-- Entries from a visual dataset --
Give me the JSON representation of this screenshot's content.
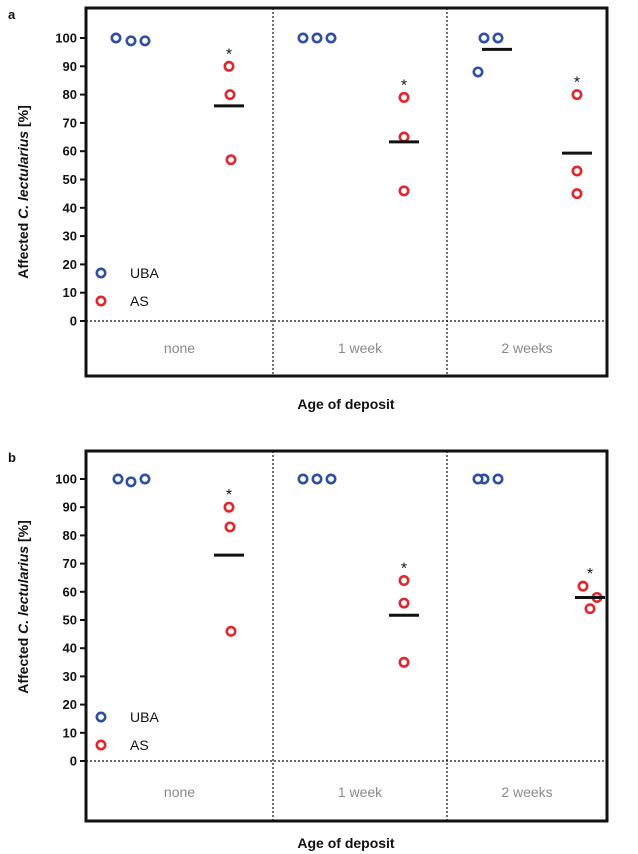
{
  "chart_data": [
    {
      "type": "scatter",
      "panel_label": "a",
      "xlabel": "Age of deposit",
      "ylabel_parts": [
        "Affected ",
        "C. lectularius",
        " [%]"
      ],
      "ylim": [
        0,
        105
      ],
      "yticks": [
        0,
        10,
        20,
        30,
        40,
        50,
        60,
        70,
        80,
        90,
        100
      ],
      "categories": [
        "none",
        "1 week",
        "2 weeks"
      ],
      "legend_position": "lower-left",
      "series": [
        {
          "name": "UBA",
          "color": "#2f4fa2",
          "values": [
            [
              100,
              99,
              99
            ],
            [
              100,
              100,
              100
            ],
            [
              100,
              100,
              88
            ]
          ],
          "means": [
            null,
            null,
            96
          ]
        },
        {
          "name": "AS",
          "color": "#e3262d",
          "values": [
            [
              90,
              80,
              57
            ],
            [
              79,
              65,
              46
            ],
            [
              80,
              53,
              45
            ]
          ],
          "means": [
            76,
            63.3,
            59.3
          ]
        }
      ],
      "annotations": [
        "*",
        "*",
        "*"
      ]
    },
    {
      "type": "scatter",
      "panel_label": "b",
      "xlabel": "Age of deposit",
      "ylabel_parts": [
        "Affected ",
        "C. lectularius",
        " [%]"
      ],
      "ylim": [
        0,
        105
      ],
      "yticks": [
        0,
        10,
        20,
        30,
        40,
        50,
        60,
        70,
        80,
        90,
        100
      ],
      "categories": [
        "none",
        "1 week",
        "2 weeks"
      ],
      "legend_position": "lower-left",
      "series": [
        {
          "name": "UBA",
          "color": "#2f4fa2",
          "values": [
            [
              100,
              99,
              100
            ],
            [
              100,
              100,
              100
            ],
            [
              100,
              100,
              100
            ]
          ],
          "means": [
            null,
            null,
            null
          ]
        },
        {
          "name": "AS",
          "color": "#e3262d",
          "values": [
            [
              90,
              83,
              46
            ],
            [
              64,
              56,
              35
            ],
            [
              62,
              58,
              54
            ]
          ],
          "means": [
            73,
            51.7,
            58
          ]
        }
      ],
      "annotations": [
        "*",
        "*",
        "*"
      ]
    }
  ]
}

-- WRITTEN REQUEST --
Retype the data above exactly; pictures are not part of the copy.

-- EXERCISE RESPONSE --
Give me the JSON representation of this screenshot's content.
{
  "chart_data": [
    {
      "type": "scatter",
      "panel_label": "a",
      "xlabel": "Age of deposit",
      "ylabel_parts": [
        "Affected ",
        "C. lectularius",
        " [%]"
      ],
      "ylim": [
        0,
        105
      ],
      "yticks": [
        0,
        10,
        20,
        30,
        40,
        50,
        60,
        70,
        80,
        90,
        100
      ],
      "categories": [
        "none",
        "1 week",
        "2 weeks"
      ],
      "legend_position": "lower-left",
      "series": [
        {
          "name": "UBA",
          "color": "#2f4fa2",
          "values": [
            [
              100,
              99,
              99
            ],
            [
              100,
              100,
              100
            ],
            [
              100,
              100,
              88
            ]
          ],
          "means": [
            null,
            null,
            96
          ]
        },
        {
          "name": "AS",
          "color": "#e3262d",
          "values": [
            [
              90,
              80,
              57
            ],
            [
              79,
              65,
              46
            ],
            [
              80,
              53,
              45
            ]
          ],
          "means": [
            76,
            63.3,
            59.3
          ]
        }
      ],
      "annotations": [
        "*",
        "*",
        "*"
      ]
    },
    {
      "type": "scatter",
      "panel_label": "b",
      "xlabel": "Age of deposit",
      "ylabel_parts": [
        "Affected ",
        "C. lectularius",
        " [%]"
      ],
      "ylim": [
        0,
        105
      ],
      "yticks": [
        0,
        10,
        20,
        30,
        40,
        50,
        60,
        70,
        80,
        90,
        100
      ],
      "categories": [
        "none",
        "1 week",
        "2 weeks"
      ],
      "legend_position": "lower-left",
      "series": [
        {
          "name": "UBA",
          "color": "#2f4fa2",
          "values": [
            [
              100,
              99,
              100
            ],
            [
              100,
              100,
              100
            ],
            [
              100,
              100,
              100
            ]
          ],
          "means": [
            null,
            null,
            null
          ]
        },
        {
          "name": "AS",
          "color": "#e3262d",
          "values": [
            [
              90,
              83,
              46
            ],
            [
              64,
              56,
              35
            ],
            [
              62,
              58,
              54
            ]
          ],
          "means": [
            73,
            51.7,
            58
          ]
        }
      ],
      "annotations": [
        "*",
        "*",
        "*"
      ]
    }
  ]
}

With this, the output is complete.